*** RECORD EXTRACTS

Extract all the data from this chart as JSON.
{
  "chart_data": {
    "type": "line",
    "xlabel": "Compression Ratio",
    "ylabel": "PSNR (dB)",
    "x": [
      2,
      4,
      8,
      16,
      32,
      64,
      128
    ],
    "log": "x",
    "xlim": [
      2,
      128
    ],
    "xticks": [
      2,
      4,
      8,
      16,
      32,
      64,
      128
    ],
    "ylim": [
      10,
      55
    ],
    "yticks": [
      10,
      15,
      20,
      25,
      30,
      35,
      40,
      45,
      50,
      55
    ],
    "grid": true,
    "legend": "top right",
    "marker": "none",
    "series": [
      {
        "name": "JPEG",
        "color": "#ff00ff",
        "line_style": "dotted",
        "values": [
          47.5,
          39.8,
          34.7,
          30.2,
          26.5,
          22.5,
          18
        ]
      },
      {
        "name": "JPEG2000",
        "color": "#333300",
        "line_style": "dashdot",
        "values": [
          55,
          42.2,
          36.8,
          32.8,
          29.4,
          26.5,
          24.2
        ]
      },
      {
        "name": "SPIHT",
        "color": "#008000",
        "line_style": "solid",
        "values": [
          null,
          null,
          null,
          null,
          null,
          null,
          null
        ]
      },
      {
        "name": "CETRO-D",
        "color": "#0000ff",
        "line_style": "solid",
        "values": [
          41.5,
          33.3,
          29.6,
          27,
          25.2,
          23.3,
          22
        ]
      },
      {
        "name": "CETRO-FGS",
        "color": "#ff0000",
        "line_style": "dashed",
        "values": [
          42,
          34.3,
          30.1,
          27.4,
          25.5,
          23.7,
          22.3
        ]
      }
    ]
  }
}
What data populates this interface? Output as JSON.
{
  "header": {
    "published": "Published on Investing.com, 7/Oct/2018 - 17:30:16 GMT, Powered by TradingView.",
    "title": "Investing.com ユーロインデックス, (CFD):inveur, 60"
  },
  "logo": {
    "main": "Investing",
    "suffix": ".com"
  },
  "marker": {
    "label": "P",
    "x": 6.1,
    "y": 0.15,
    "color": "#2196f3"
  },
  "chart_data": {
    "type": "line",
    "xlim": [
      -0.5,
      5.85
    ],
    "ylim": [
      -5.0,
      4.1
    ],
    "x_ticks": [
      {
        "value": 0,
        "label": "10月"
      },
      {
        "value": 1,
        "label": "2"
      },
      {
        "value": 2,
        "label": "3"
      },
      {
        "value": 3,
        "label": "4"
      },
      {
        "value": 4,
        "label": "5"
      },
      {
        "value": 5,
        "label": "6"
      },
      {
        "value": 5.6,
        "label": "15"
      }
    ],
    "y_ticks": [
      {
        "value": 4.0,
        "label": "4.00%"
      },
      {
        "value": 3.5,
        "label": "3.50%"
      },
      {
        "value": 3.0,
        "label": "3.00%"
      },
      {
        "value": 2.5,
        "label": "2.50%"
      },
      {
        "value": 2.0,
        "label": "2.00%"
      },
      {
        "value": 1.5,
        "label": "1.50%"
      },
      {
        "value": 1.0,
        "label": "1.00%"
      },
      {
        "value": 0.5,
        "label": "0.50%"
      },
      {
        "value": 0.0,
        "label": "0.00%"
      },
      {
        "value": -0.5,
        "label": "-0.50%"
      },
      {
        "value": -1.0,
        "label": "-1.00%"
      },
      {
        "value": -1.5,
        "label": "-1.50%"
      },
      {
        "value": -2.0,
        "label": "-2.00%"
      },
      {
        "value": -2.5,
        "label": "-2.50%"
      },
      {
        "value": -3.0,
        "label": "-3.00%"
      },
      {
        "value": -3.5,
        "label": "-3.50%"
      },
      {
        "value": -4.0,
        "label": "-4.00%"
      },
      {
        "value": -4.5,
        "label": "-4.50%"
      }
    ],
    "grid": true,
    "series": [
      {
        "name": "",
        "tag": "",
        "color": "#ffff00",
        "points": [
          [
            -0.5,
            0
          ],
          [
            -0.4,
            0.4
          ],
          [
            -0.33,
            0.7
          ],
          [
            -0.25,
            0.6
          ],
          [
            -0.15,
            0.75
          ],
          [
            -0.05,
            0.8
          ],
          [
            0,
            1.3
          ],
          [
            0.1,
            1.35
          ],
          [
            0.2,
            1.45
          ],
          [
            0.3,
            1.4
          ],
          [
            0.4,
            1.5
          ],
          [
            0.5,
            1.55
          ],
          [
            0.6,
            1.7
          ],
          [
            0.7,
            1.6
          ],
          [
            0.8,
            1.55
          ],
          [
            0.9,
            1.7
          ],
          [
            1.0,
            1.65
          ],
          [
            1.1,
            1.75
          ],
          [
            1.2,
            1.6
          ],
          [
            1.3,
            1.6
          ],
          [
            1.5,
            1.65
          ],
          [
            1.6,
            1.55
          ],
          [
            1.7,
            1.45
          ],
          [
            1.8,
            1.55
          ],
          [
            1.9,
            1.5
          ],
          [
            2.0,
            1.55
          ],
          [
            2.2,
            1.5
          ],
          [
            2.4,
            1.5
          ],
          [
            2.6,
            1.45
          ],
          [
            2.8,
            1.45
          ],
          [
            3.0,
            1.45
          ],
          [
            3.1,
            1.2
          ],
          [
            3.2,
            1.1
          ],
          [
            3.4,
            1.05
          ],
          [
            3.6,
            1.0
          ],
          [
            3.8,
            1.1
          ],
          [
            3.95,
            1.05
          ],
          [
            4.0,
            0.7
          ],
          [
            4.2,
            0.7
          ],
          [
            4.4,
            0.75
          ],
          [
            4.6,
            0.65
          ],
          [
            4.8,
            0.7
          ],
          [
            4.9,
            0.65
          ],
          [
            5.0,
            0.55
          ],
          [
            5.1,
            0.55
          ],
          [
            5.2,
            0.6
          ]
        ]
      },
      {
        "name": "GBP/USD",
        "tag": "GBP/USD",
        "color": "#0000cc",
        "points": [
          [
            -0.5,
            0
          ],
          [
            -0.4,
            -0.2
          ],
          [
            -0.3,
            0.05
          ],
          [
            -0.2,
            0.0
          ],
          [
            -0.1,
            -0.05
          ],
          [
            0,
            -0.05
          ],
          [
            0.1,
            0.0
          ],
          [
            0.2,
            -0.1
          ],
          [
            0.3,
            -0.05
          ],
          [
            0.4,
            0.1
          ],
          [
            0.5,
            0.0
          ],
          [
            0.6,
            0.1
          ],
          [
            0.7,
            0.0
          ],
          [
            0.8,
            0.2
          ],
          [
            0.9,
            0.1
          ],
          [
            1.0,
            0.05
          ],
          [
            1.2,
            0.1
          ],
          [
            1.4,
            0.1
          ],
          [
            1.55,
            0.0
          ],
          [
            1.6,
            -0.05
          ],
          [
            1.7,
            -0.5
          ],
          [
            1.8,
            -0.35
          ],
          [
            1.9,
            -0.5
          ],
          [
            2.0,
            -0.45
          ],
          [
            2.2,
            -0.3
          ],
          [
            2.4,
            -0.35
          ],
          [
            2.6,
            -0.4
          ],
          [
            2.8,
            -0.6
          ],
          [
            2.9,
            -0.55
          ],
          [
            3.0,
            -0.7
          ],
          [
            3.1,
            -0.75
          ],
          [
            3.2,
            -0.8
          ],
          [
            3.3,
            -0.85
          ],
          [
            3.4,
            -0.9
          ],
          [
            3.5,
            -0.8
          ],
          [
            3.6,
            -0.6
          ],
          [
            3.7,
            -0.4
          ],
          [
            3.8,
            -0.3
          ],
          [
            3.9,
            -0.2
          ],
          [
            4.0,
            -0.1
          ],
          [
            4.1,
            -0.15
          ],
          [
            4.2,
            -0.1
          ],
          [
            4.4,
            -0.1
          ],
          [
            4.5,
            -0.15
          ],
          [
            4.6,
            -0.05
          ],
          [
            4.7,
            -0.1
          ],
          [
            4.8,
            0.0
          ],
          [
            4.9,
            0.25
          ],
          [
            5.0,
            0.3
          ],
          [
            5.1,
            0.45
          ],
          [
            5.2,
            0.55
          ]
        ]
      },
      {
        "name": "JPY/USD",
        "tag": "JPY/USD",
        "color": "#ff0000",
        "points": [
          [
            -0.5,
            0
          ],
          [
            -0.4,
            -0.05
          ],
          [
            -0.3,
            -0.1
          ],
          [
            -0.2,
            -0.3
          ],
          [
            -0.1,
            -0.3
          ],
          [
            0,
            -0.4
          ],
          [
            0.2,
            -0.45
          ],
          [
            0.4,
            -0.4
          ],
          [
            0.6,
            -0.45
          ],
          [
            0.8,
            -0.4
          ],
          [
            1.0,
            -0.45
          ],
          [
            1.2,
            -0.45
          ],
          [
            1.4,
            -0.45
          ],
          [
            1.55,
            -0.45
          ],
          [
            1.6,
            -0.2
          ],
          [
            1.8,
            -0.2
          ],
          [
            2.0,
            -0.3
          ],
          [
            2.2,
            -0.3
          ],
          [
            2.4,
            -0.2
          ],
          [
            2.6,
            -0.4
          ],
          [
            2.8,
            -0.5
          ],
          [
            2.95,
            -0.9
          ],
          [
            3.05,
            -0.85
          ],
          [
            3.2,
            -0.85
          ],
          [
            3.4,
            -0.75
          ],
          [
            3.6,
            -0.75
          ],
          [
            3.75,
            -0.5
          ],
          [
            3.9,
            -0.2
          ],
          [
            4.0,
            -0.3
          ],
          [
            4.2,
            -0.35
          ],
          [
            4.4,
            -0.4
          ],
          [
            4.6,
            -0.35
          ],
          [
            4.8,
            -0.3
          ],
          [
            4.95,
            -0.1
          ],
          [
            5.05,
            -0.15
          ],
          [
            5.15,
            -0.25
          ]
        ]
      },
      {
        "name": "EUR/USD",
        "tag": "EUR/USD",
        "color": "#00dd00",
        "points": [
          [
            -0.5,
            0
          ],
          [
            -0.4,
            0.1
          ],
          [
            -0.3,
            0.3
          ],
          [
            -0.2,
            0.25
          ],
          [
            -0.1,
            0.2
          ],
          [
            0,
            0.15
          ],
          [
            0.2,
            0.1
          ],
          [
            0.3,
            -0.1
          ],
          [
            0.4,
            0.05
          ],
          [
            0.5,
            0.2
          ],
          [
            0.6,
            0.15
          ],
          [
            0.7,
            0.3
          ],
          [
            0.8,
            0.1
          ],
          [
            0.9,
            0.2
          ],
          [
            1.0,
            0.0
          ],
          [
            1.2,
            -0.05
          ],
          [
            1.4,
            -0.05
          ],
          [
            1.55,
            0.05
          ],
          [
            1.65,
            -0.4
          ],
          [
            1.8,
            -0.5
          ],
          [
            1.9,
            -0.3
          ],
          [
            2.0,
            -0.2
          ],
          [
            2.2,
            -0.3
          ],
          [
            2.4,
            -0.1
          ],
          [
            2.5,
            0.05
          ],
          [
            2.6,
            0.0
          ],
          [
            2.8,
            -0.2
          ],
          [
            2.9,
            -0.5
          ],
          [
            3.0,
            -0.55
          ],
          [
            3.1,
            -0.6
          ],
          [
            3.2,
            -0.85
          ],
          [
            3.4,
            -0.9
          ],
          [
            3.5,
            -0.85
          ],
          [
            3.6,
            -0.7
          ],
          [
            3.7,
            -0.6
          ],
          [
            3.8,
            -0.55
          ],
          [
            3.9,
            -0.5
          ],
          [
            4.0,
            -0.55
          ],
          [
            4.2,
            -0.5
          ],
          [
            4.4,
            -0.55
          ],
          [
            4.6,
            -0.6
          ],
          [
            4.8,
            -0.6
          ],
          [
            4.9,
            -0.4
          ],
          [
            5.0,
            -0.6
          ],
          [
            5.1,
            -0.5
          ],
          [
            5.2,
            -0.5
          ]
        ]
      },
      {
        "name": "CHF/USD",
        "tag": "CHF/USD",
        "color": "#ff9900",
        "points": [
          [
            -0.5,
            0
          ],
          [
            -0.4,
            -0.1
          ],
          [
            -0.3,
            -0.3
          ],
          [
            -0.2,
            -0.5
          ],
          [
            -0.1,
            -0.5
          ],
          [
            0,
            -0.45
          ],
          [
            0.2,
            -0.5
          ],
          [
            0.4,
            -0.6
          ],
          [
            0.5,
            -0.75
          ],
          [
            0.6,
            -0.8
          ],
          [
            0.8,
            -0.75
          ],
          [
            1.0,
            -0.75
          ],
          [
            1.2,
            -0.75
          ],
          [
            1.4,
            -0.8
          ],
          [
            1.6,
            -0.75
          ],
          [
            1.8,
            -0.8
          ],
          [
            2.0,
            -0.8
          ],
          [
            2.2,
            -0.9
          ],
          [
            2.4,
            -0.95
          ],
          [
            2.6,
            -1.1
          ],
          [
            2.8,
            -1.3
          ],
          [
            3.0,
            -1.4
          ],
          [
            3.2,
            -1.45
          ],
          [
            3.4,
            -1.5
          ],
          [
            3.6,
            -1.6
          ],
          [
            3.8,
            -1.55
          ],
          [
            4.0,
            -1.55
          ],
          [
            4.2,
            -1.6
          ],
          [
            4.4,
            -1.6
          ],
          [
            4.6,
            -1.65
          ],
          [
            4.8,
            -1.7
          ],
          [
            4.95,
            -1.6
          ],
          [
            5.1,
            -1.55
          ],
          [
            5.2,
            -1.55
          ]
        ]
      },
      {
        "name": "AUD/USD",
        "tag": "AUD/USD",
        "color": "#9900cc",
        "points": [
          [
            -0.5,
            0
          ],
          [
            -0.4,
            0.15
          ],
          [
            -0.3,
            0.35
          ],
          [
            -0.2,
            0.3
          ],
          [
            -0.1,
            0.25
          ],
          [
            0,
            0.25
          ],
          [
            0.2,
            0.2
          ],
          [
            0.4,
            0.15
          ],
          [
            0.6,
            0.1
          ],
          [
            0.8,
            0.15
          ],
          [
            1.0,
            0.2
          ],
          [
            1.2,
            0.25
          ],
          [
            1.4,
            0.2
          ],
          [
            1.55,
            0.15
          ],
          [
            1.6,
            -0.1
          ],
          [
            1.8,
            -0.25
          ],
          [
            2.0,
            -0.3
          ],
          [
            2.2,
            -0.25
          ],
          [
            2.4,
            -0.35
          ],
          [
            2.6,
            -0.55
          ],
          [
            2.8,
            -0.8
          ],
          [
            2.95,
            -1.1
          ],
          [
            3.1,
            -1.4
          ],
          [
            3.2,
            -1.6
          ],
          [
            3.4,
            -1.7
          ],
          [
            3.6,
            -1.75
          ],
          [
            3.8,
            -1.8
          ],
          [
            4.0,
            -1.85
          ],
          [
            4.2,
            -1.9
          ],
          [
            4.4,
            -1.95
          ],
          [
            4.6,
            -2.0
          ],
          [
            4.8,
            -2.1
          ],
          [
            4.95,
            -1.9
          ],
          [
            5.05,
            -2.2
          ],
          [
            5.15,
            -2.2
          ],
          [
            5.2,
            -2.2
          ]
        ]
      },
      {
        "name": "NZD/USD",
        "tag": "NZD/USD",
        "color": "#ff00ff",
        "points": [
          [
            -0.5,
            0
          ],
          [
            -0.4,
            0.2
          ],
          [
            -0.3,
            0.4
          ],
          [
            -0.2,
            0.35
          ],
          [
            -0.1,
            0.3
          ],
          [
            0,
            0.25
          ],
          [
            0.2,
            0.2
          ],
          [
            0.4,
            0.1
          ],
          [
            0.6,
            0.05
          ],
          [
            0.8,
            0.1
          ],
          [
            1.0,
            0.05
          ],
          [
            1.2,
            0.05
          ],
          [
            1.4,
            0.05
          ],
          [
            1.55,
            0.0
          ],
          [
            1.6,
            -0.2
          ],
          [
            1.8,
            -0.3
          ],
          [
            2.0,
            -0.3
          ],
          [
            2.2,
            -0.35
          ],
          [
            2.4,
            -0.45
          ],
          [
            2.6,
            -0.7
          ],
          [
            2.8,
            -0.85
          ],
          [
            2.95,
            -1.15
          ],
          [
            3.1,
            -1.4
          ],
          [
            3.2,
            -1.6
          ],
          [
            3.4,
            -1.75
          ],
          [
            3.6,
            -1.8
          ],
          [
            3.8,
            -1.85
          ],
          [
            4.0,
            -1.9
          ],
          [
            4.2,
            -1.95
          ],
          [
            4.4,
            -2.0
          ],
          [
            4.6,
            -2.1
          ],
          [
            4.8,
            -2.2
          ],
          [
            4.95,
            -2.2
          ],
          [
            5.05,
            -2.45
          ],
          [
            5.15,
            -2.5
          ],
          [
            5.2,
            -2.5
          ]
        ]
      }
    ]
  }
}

******

• THE REQUEST: Search the records for the word "this". Copy every line that has it.

• WRITTEN ANSWER:
Extract all the data from this chart as JSON.
What data populates this interface? Output as JSON.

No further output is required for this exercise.